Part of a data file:
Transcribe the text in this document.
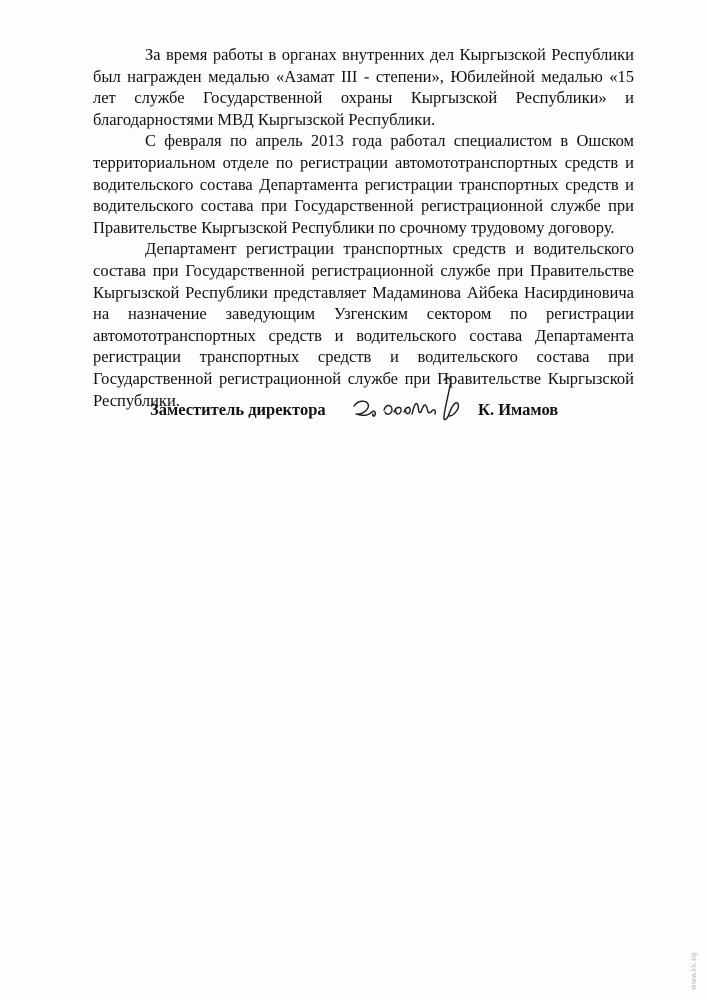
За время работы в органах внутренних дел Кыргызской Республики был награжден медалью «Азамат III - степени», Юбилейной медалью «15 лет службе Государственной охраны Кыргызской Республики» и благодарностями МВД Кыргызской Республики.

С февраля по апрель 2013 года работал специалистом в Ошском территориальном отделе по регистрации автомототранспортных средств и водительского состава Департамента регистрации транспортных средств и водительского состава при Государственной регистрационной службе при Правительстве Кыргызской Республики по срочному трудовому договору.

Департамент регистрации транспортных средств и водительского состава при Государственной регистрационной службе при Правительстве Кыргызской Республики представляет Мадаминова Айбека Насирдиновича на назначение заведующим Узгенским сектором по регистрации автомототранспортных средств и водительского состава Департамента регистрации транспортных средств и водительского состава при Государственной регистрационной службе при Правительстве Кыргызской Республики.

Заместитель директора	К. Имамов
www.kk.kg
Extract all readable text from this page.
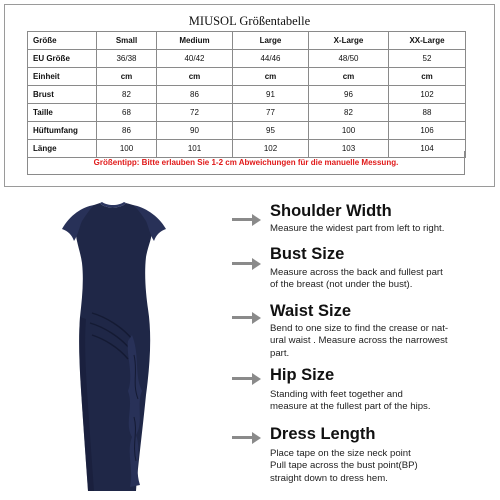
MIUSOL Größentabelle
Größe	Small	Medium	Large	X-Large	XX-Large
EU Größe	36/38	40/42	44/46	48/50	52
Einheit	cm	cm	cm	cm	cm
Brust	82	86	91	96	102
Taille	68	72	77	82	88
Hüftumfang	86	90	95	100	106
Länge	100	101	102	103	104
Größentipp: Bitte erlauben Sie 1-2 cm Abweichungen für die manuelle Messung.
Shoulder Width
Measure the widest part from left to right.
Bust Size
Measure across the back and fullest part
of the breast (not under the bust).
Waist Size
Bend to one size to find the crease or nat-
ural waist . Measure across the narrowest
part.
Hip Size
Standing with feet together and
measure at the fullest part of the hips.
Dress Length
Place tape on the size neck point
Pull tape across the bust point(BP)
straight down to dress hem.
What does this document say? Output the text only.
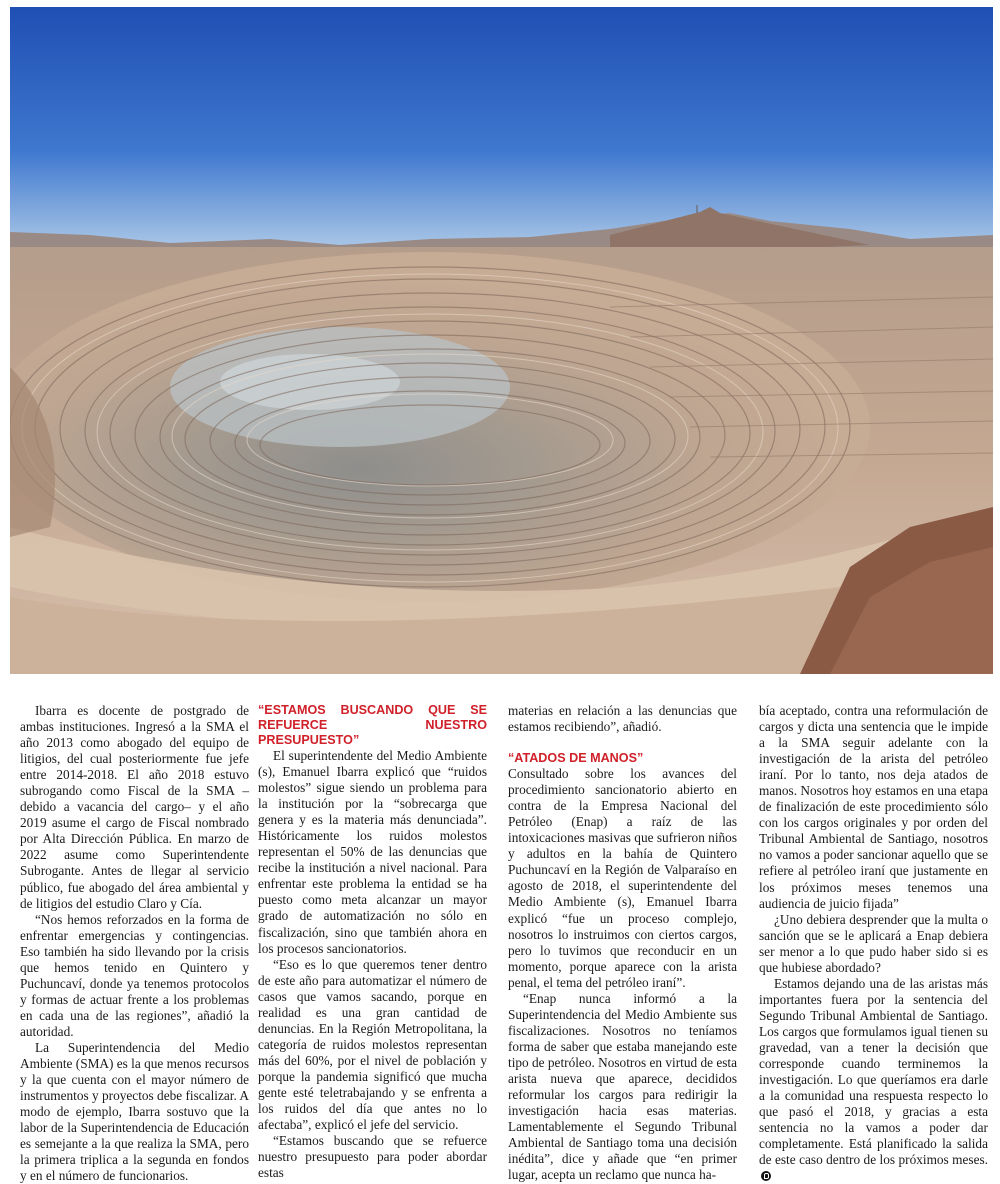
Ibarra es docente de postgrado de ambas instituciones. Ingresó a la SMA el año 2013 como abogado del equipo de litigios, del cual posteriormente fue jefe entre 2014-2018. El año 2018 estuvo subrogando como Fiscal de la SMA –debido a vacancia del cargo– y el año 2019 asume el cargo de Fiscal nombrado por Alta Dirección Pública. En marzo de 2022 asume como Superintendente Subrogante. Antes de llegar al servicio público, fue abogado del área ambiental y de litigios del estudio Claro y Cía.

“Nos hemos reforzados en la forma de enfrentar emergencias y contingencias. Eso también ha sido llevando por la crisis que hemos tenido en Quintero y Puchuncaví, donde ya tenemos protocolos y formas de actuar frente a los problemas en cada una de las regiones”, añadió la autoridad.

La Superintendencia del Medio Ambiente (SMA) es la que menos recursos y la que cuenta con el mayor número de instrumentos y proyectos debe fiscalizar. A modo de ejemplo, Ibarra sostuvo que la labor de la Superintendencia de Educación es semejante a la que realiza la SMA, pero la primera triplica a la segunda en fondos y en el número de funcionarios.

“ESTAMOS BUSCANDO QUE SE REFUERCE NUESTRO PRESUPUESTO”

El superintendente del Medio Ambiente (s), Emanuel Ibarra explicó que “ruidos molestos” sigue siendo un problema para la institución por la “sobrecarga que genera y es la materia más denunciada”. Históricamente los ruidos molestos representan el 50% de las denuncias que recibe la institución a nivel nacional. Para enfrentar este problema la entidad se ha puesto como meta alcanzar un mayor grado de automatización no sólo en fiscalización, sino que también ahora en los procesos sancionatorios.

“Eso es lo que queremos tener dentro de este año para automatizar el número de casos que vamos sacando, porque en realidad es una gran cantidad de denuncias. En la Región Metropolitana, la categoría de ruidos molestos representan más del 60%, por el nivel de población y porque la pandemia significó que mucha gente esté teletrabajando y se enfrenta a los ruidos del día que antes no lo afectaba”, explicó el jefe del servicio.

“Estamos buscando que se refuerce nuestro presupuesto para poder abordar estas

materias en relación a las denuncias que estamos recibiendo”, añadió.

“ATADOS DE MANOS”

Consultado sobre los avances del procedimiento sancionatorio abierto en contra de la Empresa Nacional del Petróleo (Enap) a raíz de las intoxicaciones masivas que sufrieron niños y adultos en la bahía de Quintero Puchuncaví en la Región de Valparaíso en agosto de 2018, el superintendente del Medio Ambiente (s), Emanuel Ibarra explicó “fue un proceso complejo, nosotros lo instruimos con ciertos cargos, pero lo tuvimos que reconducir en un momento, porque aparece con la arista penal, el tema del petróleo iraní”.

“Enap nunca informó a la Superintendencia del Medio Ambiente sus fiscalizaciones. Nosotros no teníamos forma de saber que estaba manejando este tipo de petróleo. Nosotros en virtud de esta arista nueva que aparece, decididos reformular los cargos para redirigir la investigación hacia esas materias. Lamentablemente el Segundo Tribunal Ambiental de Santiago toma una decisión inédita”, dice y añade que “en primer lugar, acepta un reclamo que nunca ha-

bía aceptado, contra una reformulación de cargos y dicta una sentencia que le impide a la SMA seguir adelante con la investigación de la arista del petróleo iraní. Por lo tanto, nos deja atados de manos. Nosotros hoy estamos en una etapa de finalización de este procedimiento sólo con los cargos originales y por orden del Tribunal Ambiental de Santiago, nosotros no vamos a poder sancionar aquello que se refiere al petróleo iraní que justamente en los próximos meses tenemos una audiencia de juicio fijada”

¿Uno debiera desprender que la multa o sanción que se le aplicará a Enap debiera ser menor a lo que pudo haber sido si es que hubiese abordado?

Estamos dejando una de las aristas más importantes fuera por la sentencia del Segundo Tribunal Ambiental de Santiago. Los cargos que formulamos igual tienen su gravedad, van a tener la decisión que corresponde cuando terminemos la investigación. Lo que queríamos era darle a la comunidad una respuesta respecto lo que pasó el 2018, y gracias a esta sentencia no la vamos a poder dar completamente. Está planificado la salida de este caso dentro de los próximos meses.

> _Problem to solve_
Each entry above is to be written out again unchanged, apart from the pictures, which are left out.

> _Exercise output_
Transcribe the text in this document.
За время работы в органах внутренних дел Кыргызской Республики был награжден медалью «Азамат III - степени», Юбилейной медалью «15 лет службе Государственной охраны Кыргызской Республики» и благодарностями МВД Кыргызской Республики.

С февраля по апрель 2013 года работал специалистом в Ошском территориальном отделе по регистрации автомототранспортных средств и водительского состава Департамента регистрации транспортных средств и водительского состава при Государственной регистрационной службе при Правительстве Кыргызской Республики по срочному трудовому договору.

Департамент регистрации транспортных средств и водительского состава при Государственной регистрационной службе при Правительстве Кыргызской Республики представляет Мадаминова Айбека Насирдиновича на назначение заведующим Узгенским сектором по регистрации автомототранспортных средств и водительского состава Департамента регистрации транспортных средств и водительского состава при Государственной регистрационной службе при Правительстве Кыргызской Республики.

Заместитель директора	К. Имамов
www.kk.kg
Extract all readable text from this page.
MIUSOL Größentabelle
Größe	Small	Medium	Large	X-Large	XX-Large
EU Größe	36/38	40/42	44/46	48/50	52
Einheit	cm	cm	cm	cm	cm
Brust	82	86	91	96	102
Taille	68	72	77	82	88
Hüftumfang	86	90	95	100	106
Länge	100	101	102	103	104
Größentipp: Bitte erlauben Sie 1-2 cm Abweichungen für die manuelle Messung.
Shoulder Width
Measure the widest part from left to right.
Bust Size
Measure across the back and fullest part
of the breast (not under the bust).
Waist Size
Bend to one size to find the crease or nat-
ural waist . Measure across the narrowest
part.
Hip Size
Standing with feet together and
measure at the fullest part of the hips.
Dress Length
Place tape on the size neck point
Pull tape across the bust point(BP)
straight down to dress hem.
What does this document say? Output the text only.
Ibarra es docente de postgrado de ambas instituciones. Ingresó a la SMA el año 2013 como abogado del equipo de litigios, del cual posteriormente fue jefe entre 2014-2018. El año 2018 estuvo subrogando como Fiscal de la SMA –debido a vacancia del cargo– y el año 2019 asume el cargo de Fiscal nombrado por Alta Dirección Pública. En marzo de 2022 asume como Superintendente Subrogante. Antes de llegar al servicio público, fue abogado del área ambiental y de litigios del estudio Claro y Cía.

“Nos hemos reforzados en la forma de enfrentar emergencias y contingencias. Eso también ha sido llevando por la crisis que hemos tenido en Quintero y Puchuncaví, donde ya tenemos protocolos y formas de actuar frente a los problemas en cada una de las regiones”, añadió la autoridad.

La Superintendencia del Medio Ambiente (SMA) es la que menos recursos y la que cuenta con el mayor número de instrumentos y proyectos debe fiscalizar. A modo de ejemplo, Ibarra sostuvo que la labor de la Superintendencia de Educación es semejante a la que realiza la SMA, pero la primera triplica a la segunda en fondos y en el número de funcionarios.

“ESTAMOS BUSCANDO QUE SE REFUERCE NUESTRO PRESUPUESTO”

El superintendente del Medio Ambiente (s), Emanuel Ibarra explicó que “ruidos molestos” sigue siendo un problema para la institución por la “sobrecarga que genera y es la materia más denunciada”. Históricamente los ruidos molestos representan el 50% de las denuncias que recibe la institución a nivel nacional. Para enfrentar este problema la entidad se ha puesto como meta alcanzar un mayor grado de automatización no sólo en fiscalización, sino que también ahora en los procesos sancionatorios.

“Eso es lo que queremos tener dentro de este año para automatizar el número de casos que vamos sacando, porque en realidad es una gran cantidad de denuncias. En la Región Metropolitana, la categoría de ruidos molestos representan más del 60%, por el nivel de población y porque la pandemia significó que mucha gente esté teletrabajando y se enfrenta a los ruidos del día que antes no lo afectaba”, explicó el jefe del servicio.

“Estamos buscando que se refuerce nuestro presupuesto para poder abordar estas

materias en relación a las denuncias que estamos recibiendo”, añadió.

“ATADOS DE MANOS”

Consultado sobre los avances del procedimiento sancionatorio abierto en contra de la Empresa Nacional del Petróleo (Enap) a raíz de las intoxicaciones masivas que sufrieron niños y adultos en la bahía de Quintero Puchuncaví en la Región de Valparaíso en agosto de 2018, el superintendente del Medio Ambiente (s), Emanuel Ibarra explicó “fue un proceso complejo, nosotros lo instruimos con ciertos cargos, pero lo tuvimos que reconducir en un momento, porque aparece con la arista penal, el tema del petróleo iraní”.

“Enap nunca informó a la Superintendencia del Medio Ambiente sus fiscalizaciones. Nosotros no teníamos forma de saber que estaba manejando este tipo de petróleo. Nosotros en virtud de esta arista nueva que aparece, decididos reformular los cargos para redirigir la investigación hacia esas materias. Lamentablemente el Segundo Tribunal Ambiental de Santiago toma una decisión inédita”, dice y añade que “en primer lugar, acepta un reclamo que nunca ha-

bía aceptado, contra una reformulación de cargos y dicta una sentencia que le impide a la SMA seguir adelante con la investigación de la arista del petróleo iraní. Por lo tanto, nos deja atados de manos. Nosotros hoy estamos en una etapa de finalización de este procedimiento sólo con los cargos originales y por orden del Tribunal Ambiental de Santiago, nosotros no vamos a poder sancionar aquello que se refiere al petróleo iraní que justamente en los próximos meses tenemos una audiencia de juicio fijada”

¿Uno debiera desprender que la multa o sanción que se le aplicará a Enap debiera ser menor a lo que pudo haber sido si es que hubiese abordado?

Estamos dejando una de las aristas más importantes fuera por la sentencia del Segundo Tribunal Ambiental de Santiago. Los cargos que formulamos igual tienen su gravedad, van a tener la decisión que corresponde cuando terminemos la investigación. Lo que queríamos era darle a la comunidad una respuesta respecto lo que pasó el 2018, y gracias a esta sentencia no la vamos a poder dar completamente. Está planificado la salida de este caso dentro de los próximos meses.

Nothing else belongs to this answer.